WORK INSTRUCTIONS:
Go through the listing below and list every line with "this".

TASK DATA:
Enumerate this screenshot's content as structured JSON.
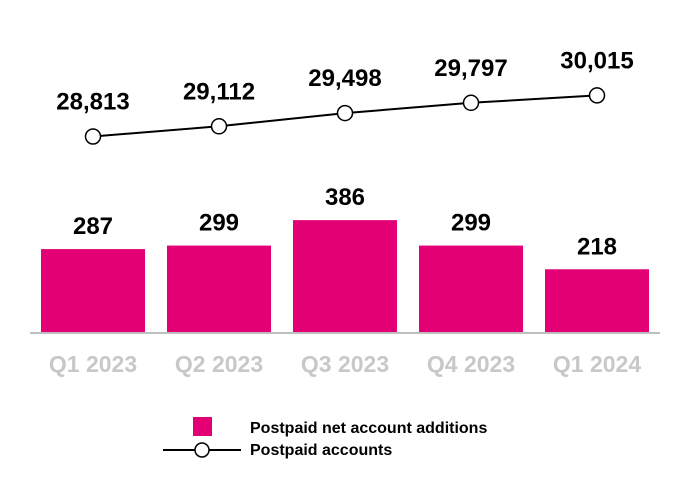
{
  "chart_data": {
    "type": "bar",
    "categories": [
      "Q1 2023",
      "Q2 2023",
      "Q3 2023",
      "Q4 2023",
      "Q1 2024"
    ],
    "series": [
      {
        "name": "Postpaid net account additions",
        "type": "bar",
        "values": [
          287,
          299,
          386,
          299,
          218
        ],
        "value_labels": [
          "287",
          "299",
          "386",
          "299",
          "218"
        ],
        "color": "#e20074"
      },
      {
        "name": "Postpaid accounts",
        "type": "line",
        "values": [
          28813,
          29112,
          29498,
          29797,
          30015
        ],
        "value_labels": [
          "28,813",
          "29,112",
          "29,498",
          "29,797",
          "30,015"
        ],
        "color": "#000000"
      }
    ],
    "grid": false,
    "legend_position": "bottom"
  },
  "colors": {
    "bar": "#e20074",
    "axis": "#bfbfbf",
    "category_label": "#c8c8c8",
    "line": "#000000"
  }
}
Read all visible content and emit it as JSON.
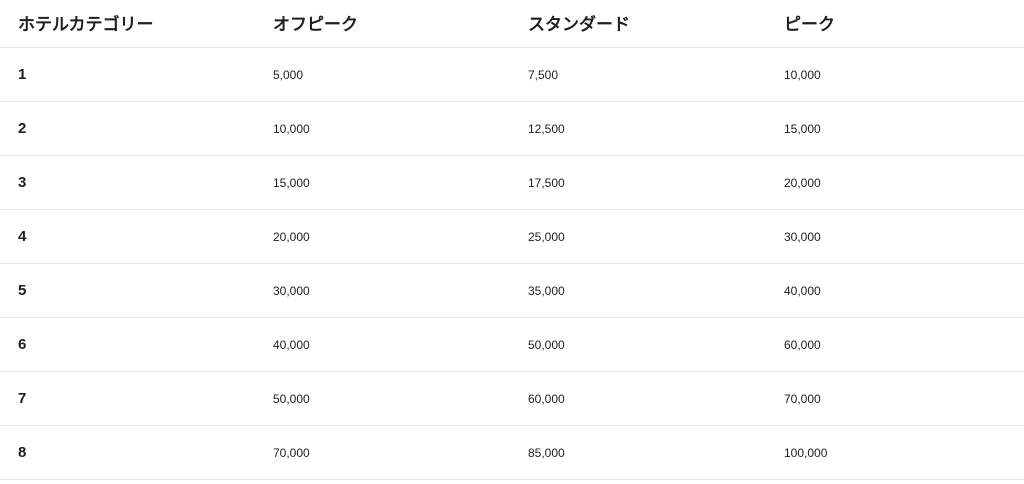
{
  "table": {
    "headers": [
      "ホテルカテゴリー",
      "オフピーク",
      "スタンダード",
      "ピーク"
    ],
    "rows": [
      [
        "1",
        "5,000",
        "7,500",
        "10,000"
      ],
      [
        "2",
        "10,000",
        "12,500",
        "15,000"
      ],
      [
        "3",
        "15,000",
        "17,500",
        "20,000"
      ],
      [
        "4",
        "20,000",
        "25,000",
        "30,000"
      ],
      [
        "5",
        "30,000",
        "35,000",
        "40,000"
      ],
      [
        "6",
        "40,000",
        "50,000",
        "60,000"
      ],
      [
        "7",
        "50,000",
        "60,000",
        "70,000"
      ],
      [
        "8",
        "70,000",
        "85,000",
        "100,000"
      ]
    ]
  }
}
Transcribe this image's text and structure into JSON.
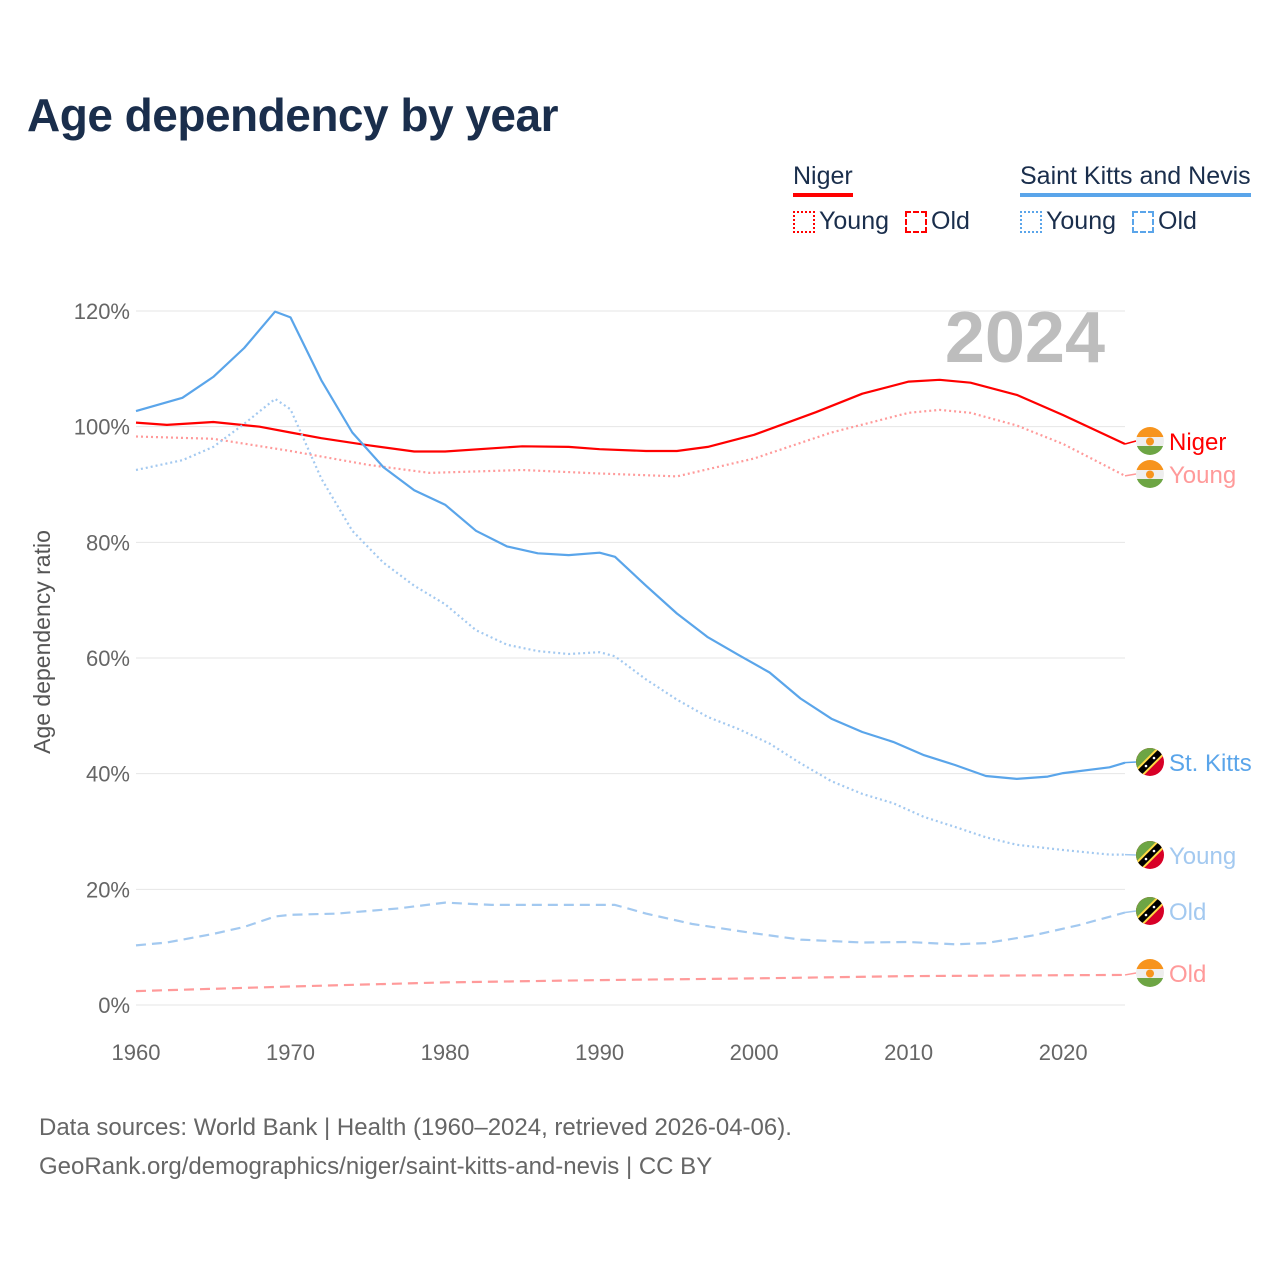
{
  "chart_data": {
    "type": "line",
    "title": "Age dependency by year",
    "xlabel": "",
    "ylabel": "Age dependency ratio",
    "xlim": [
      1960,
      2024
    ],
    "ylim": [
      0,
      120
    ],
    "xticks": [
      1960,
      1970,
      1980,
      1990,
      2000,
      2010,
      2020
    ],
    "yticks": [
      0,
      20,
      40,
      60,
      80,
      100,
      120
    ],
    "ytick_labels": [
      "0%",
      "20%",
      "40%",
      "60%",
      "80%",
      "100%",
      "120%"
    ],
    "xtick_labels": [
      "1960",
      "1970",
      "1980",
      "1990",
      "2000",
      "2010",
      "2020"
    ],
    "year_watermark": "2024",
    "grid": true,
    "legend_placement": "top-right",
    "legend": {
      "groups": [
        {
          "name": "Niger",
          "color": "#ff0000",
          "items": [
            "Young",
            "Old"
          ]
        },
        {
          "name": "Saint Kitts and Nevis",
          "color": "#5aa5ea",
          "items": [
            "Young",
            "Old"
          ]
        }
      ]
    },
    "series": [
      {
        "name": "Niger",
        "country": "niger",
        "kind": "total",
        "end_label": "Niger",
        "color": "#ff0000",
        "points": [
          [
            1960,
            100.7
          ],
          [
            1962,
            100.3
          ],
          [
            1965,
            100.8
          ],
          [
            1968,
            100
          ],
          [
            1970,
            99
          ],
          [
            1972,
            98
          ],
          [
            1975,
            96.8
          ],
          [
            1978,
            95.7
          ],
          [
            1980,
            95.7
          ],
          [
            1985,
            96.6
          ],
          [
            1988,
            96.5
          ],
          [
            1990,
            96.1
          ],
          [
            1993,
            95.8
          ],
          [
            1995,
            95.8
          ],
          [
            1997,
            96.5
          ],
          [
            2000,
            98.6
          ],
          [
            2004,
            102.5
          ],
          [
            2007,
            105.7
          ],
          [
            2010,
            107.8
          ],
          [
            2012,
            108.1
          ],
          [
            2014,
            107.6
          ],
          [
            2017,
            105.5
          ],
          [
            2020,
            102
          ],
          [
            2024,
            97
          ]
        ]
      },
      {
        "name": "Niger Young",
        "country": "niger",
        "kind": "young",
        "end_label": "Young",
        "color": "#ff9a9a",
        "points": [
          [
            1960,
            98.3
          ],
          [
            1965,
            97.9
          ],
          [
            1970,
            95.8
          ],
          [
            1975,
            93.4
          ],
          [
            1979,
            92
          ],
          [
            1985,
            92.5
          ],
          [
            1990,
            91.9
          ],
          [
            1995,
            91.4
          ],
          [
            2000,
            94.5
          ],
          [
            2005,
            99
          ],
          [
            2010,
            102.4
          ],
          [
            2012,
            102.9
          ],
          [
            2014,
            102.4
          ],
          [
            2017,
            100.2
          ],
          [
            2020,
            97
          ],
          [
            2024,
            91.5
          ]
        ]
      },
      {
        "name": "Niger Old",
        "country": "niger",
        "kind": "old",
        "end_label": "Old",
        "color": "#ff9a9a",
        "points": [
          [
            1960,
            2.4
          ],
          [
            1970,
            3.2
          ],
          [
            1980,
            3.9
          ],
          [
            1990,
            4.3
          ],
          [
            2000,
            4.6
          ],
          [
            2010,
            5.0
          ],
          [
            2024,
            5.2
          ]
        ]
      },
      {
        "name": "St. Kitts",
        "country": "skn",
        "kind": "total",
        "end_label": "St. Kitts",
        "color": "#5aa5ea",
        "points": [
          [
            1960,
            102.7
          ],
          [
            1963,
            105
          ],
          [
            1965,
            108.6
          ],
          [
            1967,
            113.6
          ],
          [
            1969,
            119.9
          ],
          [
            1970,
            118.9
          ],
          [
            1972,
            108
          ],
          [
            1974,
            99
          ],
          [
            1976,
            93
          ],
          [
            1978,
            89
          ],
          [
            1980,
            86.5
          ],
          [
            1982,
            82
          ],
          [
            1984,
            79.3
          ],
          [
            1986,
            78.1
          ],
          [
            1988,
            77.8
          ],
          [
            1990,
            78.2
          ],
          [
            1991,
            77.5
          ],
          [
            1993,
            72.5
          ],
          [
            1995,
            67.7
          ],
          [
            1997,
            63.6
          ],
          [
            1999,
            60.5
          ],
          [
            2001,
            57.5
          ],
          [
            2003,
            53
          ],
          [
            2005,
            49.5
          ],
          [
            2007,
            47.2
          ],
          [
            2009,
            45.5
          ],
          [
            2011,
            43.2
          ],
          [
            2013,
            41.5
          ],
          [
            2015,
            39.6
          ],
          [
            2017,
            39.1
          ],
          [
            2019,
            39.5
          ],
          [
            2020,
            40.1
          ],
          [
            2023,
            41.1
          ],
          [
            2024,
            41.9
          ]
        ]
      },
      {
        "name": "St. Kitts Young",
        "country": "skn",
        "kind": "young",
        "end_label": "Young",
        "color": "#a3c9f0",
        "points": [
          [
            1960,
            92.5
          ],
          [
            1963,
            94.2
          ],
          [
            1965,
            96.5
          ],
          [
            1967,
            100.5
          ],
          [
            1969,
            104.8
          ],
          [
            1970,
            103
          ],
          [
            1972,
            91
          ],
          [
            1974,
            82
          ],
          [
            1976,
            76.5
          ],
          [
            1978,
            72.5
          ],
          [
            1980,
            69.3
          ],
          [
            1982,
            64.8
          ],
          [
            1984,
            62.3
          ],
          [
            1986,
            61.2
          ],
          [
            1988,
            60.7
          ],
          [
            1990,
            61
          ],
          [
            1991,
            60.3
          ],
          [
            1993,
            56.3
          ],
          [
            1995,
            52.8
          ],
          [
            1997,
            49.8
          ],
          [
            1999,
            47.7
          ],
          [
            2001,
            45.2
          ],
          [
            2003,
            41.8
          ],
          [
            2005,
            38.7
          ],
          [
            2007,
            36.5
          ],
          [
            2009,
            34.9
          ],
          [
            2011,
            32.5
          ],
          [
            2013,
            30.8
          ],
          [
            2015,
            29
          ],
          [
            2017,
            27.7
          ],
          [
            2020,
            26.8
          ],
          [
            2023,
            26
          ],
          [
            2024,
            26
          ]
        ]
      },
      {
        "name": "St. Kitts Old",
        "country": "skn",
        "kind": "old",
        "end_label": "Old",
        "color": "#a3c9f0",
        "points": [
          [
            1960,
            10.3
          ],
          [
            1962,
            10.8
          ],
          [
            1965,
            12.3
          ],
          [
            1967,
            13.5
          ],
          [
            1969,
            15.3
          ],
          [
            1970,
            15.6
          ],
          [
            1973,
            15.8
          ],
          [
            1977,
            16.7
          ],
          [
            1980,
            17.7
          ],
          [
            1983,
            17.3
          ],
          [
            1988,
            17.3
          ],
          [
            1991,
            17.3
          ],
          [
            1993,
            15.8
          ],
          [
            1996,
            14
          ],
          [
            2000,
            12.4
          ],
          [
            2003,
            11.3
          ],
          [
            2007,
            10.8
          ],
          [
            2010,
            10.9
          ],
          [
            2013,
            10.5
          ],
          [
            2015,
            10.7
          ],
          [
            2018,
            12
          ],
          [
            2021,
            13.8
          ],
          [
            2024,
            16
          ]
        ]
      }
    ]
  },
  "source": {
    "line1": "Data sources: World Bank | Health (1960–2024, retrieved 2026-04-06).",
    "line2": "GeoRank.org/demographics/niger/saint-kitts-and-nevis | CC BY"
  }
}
---
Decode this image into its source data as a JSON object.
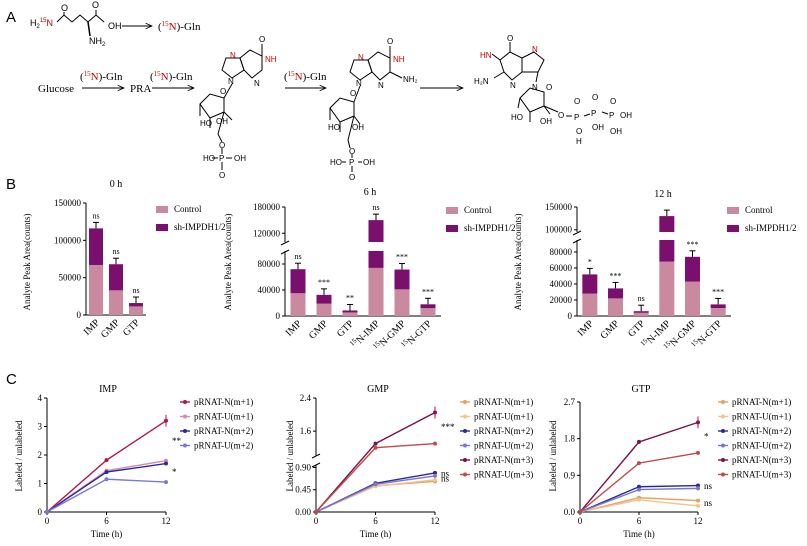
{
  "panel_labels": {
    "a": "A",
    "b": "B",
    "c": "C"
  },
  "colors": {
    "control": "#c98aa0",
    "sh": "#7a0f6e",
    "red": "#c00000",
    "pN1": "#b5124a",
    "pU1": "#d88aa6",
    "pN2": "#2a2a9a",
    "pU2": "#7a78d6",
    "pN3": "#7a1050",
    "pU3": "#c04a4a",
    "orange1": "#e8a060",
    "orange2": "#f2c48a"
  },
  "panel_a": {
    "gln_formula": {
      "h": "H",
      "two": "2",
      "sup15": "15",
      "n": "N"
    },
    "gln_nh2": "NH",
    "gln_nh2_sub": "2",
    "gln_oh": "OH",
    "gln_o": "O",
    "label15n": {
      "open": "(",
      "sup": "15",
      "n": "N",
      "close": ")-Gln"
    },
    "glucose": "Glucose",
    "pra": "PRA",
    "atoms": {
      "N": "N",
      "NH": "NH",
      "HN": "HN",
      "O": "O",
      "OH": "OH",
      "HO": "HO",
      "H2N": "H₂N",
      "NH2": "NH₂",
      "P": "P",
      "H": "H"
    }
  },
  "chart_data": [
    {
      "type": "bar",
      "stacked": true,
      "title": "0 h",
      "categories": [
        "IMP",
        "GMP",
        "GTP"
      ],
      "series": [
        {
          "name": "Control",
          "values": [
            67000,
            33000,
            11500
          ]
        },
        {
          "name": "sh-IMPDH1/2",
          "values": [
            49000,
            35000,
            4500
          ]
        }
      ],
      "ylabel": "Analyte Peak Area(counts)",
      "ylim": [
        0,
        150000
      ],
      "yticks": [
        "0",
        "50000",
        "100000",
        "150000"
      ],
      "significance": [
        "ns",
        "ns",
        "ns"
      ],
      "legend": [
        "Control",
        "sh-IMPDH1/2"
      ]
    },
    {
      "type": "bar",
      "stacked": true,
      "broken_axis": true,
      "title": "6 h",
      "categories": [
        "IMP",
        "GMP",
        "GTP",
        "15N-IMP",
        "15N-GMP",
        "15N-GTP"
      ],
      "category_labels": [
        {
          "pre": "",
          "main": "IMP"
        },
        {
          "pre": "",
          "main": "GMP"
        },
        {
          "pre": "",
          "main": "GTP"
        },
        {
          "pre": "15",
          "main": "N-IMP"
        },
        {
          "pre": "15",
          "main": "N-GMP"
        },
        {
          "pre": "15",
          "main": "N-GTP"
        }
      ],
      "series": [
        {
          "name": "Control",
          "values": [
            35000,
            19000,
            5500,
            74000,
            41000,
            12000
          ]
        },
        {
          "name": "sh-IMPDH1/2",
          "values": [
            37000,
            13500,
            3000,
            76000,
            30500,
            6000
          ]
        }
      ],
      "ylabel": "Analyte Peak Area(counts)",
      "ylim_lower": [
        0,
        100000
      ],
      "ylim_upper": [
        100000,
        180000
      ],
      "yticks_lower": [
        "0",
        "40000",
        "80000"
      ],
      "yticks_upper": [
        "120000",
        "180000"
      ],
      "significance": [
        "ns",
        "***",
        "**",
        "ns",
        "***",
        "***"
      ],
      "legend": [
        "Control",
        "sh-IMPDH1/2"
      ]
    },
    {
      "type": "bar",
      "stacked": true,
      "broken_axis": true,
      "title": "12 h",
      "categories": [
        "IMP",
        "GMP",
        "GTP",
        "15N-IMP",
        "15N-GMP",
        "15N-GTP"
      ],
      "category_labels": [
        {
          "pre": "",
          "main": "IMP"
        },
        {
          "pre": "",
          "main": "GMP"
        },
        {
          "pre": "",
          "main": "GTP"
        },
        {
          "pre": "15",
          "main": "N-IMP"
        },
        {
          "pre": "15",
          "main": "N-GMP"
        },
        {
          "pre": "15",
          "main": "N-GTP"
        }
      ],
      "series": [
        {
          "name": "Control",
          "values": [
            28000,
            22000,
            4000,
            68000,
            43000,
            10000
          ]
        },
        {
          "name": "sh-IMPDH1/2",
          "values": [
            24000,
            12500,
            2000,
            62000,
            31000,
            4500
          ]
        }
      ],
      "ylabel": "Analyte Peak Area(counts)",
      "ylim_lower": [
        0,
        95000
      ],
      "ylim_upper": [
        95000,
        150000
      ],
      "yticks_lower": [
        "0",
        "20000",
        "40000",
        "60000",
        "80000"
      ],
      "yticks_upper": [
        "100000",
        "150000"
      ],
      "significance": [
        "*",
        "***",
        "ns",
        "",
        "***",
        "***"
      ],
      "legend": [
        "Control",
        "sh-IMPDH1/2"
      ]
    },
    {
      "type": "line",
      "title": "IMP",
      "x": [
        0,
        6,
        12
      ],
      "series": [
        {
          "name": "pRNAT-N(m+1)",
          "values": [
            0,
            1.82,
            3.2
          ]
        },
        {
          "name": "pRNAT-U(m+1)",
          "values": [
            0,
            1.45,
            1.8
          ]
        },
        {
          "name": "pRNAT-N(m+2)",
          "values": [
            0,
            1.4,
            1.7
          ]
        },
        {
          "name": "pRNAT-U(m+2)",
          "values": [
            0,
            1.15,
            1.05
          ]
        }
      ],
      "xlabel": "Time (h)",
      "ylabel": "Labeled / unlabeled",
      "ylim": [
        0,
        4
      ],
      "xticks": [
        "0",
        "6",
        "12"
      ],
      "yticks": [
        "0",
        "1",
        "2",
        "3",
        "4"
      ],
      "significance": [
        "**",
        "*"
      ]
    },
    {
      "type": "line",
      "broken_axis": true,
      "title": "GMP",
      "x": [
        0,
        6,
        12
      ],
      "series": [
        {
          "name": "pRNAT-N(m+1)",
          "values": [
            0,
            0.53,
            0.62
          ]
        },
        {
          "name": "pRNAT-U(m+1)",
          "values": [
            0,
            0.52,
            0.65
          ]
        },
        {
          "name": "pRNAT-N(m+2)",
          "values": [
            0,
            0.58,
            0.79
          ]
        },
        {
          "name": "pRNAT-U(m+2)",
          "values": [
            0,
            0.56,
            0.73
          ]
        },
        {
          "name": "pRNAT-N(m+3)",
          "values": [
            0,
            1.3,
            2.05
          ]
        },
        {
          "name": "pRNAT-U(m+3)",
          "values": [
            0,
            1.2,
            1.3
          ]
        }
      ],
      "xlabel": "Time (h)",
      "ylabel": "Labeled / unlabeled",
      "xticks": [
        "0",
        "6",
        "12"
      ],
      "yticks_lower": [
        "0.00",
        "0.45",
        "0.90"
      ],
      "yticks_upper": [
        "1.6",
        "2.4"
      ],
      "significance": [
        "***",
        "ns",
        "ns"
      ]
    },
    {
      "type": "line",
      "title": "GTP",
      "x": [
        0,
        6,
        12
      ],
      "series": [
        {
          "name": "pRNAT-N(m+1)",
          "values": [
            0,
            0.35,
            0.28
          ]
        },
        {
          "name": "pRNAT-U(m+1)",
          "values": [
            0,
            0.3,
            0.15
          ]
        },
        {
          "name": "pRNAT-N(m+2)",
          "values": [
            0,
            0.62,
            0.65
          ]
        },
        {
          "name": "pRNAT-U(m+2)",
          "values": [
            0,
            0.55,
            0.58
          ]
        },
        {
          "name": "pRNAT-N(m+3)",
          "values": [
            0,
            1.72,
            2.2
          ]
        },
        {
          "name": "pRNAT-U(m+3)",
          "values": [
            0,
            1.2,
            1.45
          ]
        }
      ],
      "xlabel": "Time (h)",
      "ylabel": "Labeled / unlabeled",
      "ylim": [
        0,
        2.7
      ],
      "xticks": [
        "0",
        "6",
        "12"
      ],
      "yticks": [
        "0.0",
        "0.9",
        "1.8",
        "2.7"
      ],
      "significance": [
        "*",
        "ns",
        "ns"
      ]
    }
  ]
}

EXERCISE RESPONSE:
Enumerate this screenshot's content as structured JSON.
Transcribe this image's text and structure into JSON.
Decode this image into its source data as a JSON object.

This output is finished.